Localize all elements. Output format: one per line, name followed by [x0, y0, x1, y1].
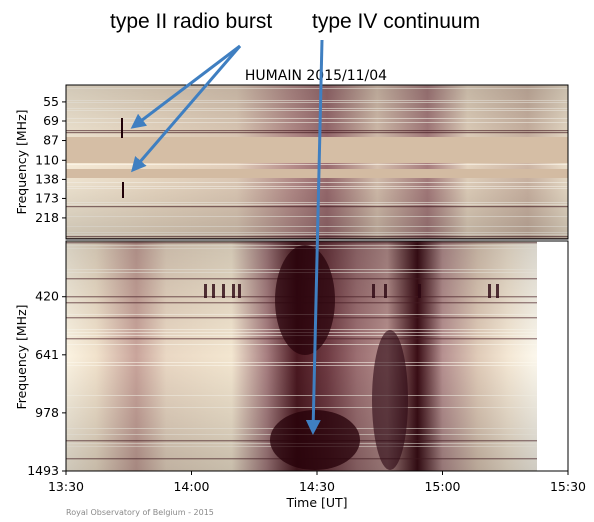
x-axis-label: Time [UT] [285, 495, 347, 510]
top-ytick-label: 69 [43, 113, 59, 128]
xtick-label: 14:00 [173, 479, 209, 494]
top-ytick-label: 55 [43, 94, 59, 109]
bottom-y-ticks: 420 641 978 1493 [27, 289, 66, 478]
type2-burst-annotation: type II radio burst [110, 10, 272, 33]
bottom-y-axis-label: Frequency [MHz] [14, 304, 29, 409]
bottom-ytick-label: 641 [35, 347, 59, 362]
top-ytick-label: 173 [35, 190, 59, 205]
xtick-label: 14:30 [299, 479, 335, 494]
type2-arrow-1 [130, 44, 241, 129]
xtick-label: 13:30 [48, 479, 84, 494]
xtick-label: 15:30 [550, 479, 586, 494]
top-ytick-label: 110 [35, 152, 59, 167]
type4-arrow [305, 39, 324, 435]
top-y-ticks: 55 69 87 110 138 173 218 [35, 94, 66, 225]
top-ytick-label: 218 [35, 210, 59, 225]
type2-arrow-2 [131, 45, 242, 173]
top-ytick-label: 87 [43, 133, 59, 148]
chart-title: HUMAIN 2015/11/04 [245, 68, 387, 84]
bottom-ytick-label: 978 [35, 405, 59, 420]
xtick-label: 15:00 [424, 479, 460, 494]
top-y-axis-label: Frequency [MHz] [14, 109, 29, 214]
type4-continuum-annotation: type IV continuum [312, 10, 480, 33]
bottom-ytick-label: 420 [35, 289, 59, 304]
annotation-arrows [130, 39, 324, 435]
top-spectrogram-panel: 55 69 87 110 138 173 218 Frequency [MHz] [14, 84, 569, 240]
bottom-ytick-label: 1493 [27, 463, 59, 478]
masked-band-2 [66, 169, 568, 178]
top-ytick-label: 138 [35, 171, 59, 186]
bottom-x-ticks: 13:30 14:00 14:30 15:00 15:30 [48, 471, 586, 494]
credit-text: Royal Observatory of Belgium - 2015 [66, 508, 214, 517]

☆ ☆ ☆ ☆ ☆

» **Brief**: Rewrite all the rows above, replacing every occurrence of "Frequency [MHz]" with "Frequency (MHz)" and keeping everything else unchanged. Leave the pictures out.

» **Written solution**:
Localize all elements. Output format: one per line, name followed by [x0, y0, x1, y1].
x-axis-label: Time [UT] [285, 495, 347, 510]
top-ytick-label: 69 [43, 113, 59, 128]
xtick-label: 14:00 [173, 479, 209, 494]
top-ytick-label: 55 [43, 94, 59, 109]
bottom-y-ticks: 420 641 978 1493 [27, 289, 66, 478]
type2-burst-annotation: type II radio burst [110, 10, 272, 33]
bottom-y-axis-label: Frequency (MHz) [14, 304, 29, 409]
bottom-ytick-label: 641 [35, 347, 59, 362]
top-ytick-label: 173 [35, 190, 59, 205]
xtick-label: 14:30 [299, 479, 335, 494]
type2-arrow-1 [130, 44, 241, 129]
xtick-label: 13:30 [48, 479, 84, 494]
xtick-label: 15:30 [550, 479, 586, 494]
top-ytick-label: 110 [35, 152, 59, 167]
type4-arrow [305, 39, 324, 435]
top-y-ticks: 55 69 87 110 138 173 218 [35, 94, 66, 225]
top-ytick-label: 218 [35, 210, 59, 225]
type2-arrow-2 [131, 45, 242, 173]
top-ytick-label: 87 [43, 133, 59, 148]
chart-title: HUMAIN 2015/11/04 [245, 68, 387, 84]
bottom-ytick-label: 978 [35, 405, 59, 420]
xtick-label: 15:00 [424, 479, 460, 494]
top-y-axis-label: Frequency (MHz) [14, 109, 29, 214]
type4-continuum-annotation: type IV continuum [312, 10, 480, 33]
bottom-ytick-label: 420 [35, 289, 59, 304]
annotation-arrows [130, 39, 324, 435]
top-spectrogram-panel: 55 69 87 110 138 173 218 Frequency (MHz) [14, 84, 569, 240]
bottom-ytick-label: 1493 [27, 463, 59, 478]
masked-band-2 [66, 169, 568, 178]
top-ytick-label: 138 [35, 171, 59, 186]
bottom-x-ticks: 13:30 14:00 14:30 15:00 15:30 [48, 471, 586, 494]
credit-text: Royal Observatory of Belgium - 2015 [66, 508, 214, 517]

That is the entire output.